# What you are asked to do
Reproduce every line of the records below word for word, leaving nothing out and changing nothing.

Element and box listings:
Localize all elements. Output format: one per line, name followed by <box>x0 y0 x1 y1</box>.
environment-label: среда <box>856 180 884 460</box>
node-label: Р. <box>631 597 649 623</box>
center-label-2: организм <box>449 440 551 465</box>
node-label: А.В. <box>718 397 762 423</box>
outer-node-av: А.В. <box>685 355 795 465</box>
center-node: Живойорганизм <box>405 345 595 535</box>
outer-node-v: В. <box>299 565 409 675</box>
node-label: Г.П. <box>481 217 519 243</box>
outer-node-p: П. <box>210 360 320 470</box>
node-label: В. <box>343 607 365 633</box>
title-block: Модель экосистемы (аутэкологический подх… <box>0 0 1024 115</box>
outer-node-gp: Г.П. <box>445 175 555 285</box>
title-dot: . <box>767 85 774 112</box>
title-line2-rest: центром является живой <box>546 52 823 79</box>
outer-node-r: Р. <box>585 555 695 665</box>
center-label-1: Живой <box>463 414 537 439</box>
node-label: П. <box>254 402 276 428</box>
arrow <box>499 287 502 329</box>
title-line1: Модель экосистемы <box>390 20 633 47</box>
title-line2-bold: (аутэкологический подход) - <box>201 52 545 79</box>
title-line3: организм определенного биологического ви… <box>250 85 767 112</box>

# Expected answer
Localize all elements. Output format: one per line, name followed by <box>x0 y0 x1 y1</box>.
environment-label: среда <box>856 180 884 460</box>
node-label: Р. <box>631 597 649 623</box>
center-label-2: организм <box>449 440 551 465</box>
node-label: А.В. <box>718 397 762 423</box>
outer-node-av: А.В. <box>685 355 795 465</box>
center-node: Живойорганизм <box>405 345 595 535</box>
outer-node-v: В. <box>299 565 409 675</box>
node-label: Г.П. <box>481 217 519 243</box>
outer-node-p: П. <box>210 360 320 470</box>
node-label: В. <box>343 607 365 633</box>
title-block: Модель экосистемы (аутэкологический подх… <box>0 0 1024 115</box>
outer-node-gp: Г.П. <box>445 175 555 285</box>
title-dot: . <box>767 85 774 112</box>
title-line2-rest: центром является живой <box>546 52 823 79</box>
outer-node-r: Р. <box>585 555 695 665</box>
center-label-1: Живой <box>463 414 537 439</box>
node-label: П. <box>254 402 276 428</box>
arrow <box>499 287 502 329</box>
title-line1: Модель экосистемы <box>390 20 633 47</box>
title-line2-bold: (аутэкологический подход) - <box>201 52 545 79</box>
title-line3: организм определенного биологического ви… <box>250 85 767 112</box>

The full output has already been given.